### AIM
Return every line below in which "Juli" appears.

### DATA FOR THE TASK
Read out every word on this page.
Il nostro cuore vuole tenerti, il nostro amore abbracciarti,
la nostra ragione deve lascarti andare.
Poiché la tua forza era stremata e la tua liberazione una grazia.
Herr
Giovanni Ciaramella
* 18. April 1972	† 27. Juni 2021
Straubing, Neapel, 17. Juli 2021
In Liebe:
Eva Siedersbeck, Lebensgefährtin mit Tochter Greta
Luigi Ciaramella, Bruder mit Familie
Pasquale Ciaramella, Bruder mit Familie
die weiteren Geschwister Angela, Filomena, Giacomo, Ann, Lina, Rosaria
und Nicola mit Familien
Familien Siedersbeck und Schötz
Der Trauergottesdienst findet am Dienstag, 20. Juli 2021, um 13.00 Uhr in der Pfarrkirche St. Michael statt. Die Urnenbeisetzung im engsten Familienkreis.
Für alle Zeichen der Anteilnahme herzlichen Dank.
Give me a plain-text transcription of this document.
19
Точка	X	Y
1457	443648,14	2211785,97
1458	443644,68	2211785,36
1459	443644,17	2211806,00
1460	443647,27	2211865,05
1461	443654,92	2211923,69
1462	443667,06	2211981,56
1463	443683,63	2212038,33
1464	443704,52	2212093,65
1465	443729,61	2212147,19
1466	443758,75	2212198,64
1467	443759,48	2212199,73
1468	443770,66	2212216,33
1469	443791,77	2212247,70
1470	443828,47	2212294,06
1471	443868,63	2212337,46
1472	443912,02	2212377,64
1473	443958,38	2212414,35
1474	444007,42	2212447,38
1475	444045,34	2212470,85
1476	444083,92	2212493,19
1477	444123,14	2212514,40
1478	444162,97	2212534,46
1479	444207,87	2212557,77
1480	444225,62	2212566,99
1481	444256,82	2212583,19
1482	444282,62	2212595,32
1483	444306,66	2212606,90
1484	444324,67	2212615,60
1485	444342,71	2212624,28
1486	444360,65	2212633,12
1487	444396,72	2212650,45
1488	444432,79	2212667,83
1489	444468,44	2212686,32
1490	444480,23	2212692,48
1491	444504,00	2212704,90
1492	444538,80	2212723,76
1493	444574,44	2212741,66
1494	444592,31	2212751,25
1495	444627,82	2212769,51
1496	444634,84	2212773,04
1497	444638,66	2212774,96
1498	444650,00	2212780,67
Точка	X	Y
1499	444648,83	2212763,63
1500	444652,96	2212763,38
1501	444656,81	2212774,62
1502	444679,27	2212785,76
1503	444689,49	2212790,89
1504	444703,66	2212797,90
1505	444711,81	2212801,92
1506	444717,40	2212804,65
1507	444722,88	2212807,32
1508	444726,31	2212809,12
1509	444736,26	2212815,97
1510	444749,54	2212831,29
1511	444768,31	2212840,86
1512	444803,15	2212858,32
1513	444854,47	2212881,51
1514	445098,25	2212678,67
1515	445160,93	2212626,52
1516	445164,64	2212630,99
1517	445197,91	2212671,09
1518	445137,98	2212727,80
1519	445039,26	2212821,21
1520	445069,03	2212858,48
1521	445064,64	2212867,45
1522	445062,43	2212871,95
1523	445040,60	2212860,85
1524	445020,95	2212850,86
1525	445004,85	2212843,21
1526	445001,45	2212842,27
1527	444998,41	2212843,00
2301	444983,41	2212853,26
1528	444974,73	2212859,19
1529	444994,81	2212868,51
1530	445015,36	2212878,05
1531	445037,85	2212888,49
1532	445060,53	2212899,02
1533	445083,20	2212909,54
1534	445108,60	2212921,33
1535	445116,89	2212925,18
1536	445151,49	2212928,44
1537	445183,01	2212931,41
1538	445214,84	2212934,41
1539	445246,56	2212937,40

### FULL OUTPUT
Straubing, Neapel, 17. Juli 2021
Der Trauergottesdienst findet am Dienstag, 20. Juli 2021, um 13.00 Uhr in der Pfarrkirche St. Michael statt. Die Urnenbeisetzung im engsten Familienkreis.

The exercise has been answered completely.